• **Given instruction**:
Scan the data below for the string "TradingView". Show every line where it turns up.

[Dataset listings of figures]
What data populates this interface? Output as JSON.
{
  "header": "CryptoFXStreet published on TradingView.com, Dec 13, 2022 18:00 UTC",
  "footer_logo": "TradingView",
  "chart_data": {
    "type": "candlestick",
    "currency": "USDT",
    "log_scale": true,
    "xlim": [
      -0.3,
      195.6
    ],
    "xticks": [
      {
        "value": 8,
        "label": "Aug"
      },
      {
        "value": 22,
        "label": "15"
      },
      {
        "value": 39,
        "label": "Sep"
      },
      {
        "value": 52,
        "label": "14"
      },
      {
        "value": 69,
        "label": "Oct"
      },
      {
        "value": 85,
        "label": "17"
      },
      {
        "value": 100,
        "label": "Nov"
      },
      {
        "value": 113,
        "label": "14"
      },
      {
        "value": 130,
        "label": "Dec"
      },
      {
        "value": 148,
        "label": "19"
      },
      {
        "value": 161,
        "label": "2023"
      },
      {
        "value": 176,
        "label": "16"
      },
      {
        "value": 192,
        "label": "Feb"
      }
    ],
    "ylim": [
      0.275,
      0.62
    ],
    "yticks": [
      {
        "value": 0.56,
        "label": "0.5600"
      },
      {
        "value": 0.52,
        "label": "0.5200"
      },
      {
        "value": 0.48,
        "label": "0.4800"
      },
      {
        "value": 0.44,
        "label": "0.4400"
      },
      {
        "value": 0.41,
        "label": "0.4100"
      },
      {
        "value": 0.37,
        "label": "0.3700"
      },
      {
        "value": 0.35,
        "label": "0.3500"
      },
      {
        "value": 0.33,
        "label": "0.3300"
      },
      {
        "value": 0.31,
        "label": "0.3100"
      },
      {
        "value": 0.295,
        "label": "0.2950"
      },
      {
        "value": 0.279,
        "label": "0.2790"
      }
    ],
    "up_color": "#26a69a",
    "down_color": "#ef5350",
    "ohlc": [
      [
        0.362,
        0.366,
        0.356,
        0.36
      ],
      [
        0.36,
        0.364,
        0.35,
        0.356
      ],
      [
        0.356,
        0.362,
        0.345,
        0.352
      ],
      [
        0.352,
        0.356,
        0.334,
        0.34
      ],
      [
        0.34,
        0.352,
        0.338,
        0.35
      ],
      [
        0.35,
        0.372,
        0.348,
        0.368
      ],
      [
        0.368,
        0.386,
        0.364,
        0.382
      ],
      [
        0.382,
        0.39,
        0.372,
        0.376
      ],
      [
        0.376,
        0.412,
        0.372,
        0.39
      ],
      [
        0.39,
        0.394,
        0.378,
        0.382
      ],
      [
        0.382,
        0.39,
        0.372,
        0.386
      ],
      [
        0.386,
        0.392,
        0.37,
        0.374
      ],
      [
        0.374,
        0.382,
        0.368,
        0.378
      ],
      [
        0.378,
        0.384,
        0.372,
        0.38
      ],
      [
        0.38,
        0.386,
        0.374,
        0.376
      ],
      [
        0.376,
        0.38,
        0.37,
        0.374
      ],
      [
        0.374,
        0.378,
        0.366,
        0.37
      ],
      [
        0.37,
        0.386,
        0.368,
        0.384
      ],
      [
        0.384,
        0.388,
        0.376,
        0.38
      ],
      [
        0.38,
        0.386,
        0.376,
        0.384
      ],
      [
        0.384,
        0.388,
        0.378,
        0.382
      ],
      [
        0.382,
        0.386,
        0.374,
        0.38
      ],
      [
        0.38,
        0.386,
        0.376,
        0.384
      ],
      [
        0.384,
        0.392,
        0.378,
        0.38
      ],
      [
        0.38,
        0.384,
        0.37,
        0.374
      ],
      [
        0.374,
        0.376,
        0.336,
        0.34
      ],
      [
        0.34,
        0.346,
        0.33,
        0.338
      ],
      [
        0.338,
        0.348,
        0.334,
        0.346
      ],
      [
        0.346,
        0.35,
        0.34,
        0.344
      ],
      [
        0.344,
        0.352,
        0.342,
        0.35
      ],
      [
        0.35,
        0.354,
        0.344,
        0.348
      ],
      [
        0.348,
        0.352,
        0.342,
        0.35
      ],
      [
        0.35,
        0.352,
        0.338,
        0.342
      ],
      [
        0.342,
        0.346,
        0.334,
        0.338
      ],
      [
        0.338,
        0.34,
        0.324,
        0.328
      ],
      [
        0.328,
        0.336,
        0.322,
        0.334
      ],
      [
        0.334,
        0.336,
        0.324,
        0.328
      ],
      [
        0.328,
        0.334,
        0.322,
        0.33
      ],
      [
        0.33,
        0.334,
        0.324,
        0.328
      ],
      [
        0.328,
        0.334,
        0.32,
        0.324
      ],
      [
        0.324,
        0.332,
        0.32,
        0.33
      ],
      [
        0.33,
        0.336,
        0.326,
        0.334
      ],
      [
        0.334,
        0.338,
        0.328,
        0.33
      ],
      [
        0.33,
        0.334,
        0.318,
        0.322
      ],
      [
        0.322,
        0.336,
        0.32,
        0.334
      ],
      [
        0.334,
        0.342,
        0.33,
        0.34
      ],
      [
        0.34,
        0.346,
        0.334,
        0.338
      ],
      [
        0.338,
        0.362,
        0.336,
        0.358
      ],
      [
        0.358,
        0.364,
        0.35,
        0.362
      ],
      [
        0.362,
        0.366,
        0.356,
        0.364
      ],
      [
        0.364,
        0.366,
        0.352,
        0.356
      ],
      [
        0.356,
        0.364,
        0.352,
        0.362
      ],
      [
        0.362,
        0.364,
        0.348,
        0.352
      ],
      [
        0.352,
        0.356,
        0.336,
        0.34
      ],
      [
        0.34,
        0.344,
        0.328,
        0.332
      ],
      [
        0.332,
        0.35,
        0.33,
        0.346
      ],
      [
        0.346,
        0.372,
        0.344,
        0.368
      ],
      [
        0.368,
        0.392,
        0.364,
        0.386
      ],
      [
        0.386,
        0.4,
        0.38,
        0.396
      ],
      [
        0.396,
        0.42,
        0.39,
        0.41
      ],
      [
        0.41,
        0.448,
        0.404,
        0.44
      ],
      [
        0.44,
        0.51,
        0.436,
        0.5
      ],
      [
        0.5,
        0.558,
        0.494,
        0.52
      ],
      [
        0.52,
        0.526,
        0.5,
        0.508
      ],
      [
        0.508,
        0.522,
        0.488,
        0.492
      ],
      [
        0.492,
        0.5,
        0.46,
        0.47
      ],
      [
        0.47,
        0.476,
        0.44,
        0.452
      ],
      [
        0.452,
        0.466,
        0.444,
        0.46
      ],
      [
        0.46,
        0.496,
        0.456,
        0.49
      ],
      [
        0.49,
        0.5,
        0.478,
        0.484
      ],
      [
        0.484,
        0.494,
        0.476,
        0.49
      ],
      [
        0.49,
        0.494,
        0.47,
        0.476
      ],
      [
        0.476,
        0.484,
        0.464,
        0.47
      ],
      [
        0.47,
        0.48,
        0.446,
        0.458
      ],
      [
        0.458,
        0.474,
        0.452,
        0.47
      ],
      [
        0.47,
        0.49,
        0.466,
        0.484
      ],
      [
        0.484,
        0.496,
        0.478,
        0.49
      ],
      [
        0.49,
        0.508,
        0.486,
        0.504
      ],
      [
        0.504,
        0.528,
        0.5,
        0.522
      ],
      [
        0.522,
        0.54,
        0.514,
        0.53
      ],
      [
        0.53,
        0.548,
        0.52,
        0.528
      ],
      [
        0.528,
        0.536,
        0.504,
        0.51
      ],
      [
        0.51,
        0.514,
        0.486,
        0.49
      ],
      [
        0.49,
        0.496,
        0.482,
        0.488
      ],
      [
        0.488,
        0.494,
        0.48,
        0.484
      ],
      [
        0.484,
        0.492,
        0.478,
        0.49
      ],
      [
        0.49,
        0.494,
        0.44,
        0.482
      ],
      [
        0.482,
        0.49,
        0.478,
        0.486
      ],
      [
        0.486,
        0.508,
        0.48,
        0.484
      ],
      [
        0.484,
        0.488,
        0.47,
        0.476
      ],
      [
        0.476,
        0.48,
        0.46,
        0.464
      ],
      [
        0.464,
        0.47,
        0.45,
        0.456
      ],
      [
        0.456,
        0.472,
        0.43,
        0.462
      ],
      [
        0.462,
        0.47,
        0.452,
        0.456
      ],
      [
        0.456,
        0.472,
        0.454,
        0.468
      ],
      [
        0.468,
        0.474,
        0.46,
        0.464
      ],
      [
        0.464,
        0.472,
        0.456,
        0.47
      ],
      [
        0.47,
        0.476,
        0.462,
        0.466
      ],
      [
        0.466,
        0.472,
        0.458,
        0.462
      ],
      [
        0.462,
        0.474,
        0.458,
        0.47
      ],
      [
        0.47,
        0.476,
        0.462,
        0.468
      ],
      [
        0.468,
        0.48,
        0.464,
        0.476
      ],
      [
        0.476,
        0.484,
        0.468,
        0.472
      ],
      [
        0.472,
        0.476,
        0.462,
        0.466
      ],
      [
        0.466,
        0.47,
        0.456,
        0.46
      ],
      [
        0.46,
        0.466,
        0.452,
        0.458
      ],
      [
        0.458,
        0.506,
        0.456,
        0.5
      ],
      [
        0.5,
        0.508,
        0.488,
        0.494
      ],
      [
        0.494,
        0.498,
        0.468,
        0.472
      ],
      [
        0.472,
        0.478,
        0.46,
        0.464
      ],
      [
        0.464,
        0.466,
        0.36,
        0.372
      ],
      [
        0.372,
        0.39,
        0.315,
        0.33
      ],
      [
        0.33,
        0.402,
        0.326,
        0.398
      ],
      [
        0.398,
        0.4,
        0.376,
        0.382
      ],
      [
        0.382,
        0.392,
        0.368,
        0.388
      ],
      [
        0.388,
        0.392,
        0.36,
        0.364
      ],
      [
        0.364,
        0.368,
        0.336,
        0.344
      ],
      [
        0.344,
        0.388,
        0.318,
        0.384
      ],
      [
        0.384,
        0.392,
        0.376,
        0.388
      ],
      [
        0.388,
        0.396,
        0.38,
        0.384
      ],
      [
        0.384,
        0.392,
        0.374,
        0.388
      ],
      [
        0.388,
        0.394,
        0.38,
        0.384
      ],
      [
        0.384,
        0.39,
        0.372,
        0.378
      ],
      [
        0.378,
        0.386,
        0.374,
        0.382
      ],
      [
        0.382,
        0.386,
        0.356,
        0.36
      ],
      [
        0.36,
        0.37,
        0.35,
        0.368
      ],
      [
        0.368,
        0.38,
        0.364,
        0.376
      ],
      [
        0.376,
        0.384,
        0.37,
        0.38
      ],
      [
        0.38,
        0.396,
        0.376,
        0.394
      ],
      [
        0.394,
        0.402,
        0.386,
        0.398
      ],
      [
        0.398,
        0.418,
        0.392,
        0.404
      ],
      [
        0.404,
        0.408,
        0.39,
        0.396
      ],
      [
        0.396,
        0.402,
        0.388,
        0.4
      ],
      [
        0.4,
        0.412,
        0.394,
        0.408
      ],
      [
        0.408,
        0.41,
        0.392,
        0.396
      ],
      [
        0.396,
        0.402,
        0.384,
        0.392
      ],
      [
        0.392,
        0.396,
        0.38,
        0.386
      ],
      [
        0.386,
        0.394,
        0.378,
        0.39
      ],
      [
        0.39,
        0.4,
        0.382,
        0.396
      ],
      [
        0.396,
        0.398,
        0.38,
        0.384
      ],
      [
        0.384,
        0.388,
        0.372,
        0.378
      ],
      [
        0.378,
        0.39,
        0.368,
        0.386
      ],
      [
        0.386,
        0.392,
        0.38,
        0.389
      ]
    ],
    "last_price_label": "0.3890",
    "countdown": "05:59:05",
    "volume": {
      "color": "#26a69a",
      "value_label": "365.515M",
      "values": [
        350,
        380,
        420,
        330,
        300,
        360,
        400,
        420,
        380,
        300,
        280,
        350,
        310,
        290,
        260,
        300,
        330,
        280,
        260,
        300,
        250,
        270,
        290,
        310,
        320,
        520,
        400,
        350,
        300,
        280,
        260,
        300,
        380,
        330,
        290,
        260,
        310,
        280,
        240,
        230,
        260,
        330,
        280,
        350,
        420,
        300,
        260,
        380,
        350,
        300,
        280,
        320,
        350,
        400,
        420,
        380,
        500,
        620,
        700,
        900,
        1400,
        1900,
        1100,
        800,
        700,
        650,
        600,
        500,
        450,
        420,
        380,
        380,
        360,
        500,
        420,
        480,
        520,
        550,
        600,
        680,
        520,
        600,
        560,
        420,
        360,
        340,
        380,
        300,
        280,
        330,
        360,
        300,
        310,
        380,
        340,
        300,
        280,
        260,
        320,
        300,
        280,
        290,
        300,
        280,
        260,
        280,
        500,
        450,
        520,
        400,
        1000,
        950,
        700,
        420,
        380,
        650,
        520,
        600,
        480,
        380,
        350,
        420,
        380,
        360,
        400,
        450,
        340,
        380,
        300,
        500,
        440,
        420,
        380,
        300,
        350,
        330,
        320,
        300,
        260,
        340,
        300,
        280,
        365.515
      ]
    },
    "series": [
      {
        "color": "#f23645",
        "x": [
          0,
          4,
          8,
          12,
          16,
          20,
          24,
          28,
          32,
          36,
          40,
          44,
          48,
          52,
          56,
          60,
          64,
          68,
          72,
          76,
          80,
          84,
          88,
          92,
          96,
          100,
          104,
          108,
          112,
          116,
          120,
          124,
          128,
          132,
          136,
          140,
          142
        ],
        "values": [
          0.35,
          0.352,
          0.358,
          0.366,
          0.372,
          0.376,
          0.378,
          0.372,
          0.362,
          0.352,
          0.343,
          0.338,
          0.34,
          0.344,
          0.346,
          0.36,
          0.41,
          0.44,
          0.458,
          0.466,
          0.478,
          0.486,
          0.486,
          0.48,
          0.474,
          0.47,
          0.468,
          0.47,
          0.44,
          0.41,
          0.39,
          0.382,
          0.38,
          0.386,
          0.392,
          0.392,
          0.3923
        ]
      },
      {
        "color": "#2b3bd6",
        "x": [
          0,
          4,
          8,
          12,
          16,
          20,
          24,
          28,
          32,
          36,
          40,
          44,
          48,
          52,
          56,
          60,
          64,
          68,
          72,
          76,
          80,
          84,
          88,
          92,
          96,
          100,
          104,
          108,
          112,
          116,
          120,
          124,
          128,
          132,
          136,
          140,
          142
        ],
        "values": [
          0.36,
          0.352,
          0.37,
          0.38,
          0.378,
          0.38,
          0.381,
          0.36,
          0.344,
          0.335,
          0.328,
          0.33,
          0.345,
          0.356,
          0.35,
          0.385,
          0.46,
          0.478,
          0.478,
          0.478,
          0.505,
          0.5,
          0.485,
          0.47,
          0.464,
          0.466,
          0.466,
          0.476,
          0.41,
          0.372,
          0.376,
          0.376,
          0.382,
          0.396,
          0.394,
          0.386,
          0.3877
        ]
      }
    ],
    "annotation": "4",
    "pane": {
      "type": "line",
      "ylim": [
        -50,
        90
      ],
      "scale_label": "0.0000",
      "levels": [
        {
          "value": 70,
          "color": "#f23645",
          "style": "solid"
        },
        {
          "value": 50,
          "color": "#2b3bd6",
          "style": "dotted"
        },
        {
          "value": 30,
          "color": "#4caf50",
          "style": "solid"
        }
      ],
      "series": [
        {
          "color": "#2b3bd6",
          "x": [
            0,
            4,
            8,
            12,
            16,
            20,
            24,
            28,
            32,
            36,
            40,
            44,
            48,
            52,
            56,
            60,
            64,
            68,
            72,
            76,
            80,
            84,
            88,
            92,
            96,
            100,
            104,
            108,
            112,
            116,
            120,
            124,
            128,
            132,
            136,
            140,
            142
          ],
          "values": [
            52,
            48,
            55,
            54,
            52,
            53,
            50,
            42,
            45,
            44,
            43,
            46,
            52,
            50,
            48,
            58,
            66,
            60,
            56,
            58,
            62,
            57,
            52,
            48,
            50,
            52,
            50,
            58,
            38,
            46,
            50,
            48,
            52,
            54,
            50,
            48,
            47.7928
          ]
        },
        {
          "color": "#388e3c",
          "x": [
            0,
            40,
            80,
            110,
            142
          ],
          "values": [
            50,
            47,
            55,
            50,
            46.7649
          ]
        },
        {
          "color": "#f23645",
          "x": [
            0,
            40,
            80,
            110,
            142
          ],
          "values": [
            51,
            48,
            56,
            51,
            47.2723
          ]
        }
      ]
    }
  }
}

• **Final result**:
  "header": "CryptoFXStreet published on TradingView.com, Dec 13, 2022 18:00 UTC",
  "footer_logo": "TradingView",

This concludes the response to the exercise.